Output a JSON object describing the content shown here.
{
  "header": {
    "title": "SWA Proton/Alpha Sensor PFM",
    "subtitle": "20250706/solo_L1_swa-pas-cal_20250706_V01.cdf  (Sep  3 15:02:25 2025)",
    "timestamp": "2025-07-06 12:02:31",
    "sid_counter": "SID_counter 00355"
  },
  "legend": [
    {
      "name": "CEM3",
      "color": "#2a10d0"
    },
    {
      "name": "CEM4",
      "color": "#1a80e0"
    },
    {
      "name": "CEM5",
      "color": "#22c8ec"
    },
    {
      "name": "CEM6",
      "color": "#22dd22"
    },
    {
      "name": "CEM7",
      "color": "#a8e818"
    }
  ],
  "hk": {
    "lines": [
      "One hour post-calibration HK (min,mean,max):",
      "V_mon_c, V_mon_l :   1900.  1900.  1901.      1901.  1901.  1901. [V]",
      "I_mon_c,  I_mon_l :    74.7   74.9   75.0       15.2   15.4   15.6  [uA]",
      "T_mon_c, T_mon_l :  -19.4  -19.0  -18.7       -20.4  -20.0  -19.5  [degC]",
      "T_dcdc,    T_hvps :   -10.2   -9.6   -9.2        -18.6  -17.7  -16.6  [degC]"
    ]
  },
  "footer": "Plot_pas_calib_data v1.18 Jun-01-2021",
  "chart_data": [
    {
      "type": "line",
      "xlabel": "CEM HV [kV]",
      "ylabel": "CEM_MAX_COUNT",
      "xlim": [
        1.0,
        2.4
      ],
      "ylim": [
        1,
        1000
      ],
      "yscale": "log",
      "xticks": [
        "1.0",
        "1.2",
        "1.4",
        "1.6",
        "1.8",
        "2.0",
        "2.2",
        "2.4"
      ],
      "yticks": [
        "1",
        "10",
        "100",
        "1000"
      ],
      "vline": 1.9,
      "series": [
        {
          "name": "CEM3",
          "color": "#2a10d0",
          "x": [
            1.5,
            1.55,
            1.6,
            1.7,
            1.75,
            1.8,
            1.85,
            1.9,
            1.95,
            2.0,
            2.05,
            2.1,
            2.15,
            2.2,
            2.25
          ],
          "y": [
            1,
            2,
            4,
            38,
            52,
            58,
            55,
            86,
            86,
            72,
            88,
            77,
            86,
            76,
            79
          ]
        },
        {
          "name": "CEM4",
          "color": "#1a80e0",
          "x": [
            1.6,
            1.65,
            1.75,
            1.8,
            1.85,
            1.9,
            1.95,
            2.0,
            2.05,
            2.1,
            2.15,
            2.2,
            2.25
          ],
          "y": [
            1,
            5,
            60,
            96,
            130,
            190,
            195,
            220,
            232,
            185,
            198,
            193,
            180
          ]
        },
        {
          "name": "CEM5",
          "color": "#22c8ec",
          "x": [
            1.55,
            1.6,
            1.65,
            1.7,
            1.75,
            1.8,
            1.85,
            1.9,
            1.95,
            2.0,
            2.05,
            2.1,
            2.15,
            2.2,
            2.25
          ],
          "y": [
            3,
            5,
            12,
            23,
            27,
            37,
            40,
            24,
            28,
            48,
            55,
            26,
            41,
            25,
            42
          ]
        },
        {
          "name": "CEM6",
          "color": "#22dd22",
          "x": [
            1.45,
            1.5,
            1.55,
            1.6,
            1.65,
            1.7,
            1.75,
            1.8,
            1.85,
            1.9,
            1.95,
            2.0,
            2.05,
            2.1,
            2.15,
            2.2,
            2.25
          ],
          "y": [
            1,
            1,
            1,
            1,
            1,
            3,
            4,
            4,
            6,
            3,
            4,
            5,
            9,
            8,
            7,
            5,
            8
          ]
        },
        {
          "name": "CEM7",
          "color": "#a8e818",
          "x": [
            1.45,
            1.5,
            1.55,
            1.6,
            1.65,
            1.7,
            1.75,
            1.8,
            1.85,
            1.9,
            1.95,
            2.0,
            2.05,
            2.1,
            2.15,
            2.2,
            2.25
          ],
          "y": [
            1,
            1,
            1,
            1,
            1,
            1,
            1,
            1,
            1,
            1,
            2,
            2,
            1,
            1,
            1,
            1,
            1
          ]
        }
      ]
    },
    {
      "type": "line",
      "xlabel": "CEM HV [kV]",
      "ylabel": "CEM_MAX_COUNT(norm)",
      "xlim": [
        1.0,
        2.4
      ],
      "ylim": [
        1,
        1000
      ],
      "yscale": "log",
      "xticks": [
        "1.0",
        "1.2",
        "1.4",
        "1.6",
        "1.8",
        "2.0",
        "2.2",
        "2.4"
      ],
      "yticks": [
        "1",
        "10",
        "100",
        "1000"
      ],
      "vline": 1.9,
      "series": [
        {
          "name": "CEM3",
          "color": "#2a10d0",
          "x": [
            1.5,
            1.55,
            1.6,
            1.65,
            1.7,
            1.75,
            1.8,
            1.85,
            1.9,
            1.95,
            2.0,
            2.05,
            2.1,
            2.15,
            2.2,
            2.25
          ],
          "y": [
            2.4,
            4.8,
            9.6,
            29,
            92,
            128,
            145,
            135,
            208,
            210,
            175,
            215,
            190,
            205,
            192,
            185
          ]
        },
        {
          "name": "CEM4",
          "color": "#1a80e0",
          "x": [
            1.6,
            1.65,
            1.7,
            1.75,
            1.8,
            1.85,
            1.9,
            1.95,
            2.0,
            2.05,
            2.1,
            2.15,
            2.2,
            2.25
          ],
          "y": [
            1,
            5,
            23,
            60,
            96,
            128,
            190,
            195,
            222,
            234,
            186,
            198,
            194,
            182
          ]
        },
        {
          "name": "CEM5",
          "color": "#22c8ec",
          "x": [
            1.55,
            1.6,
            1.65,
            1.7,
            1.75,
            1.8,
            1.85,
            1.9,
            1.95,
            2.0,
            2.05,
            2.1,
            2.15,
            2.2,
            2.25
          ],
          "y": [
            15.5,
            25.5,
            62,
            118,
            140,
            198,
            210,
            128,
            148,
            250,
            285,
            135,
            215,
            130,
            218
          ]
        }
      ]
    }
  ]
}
◇ ◇ ◇ ◇ ◇
WORK INSTRUCTIONS: Gather all lines with the string "degC" from the data.

THE COMPLETED TASK:
      "T_mon_c, T_mon_l :  -19.4  -19.0  -18.7       -20.4  -20.0  -19.5  [degC]",
      "T_dcdc,    T_hvps :   -10.2   -9.6   -9.2        -18.6  -17.7  -16.6  [degC]"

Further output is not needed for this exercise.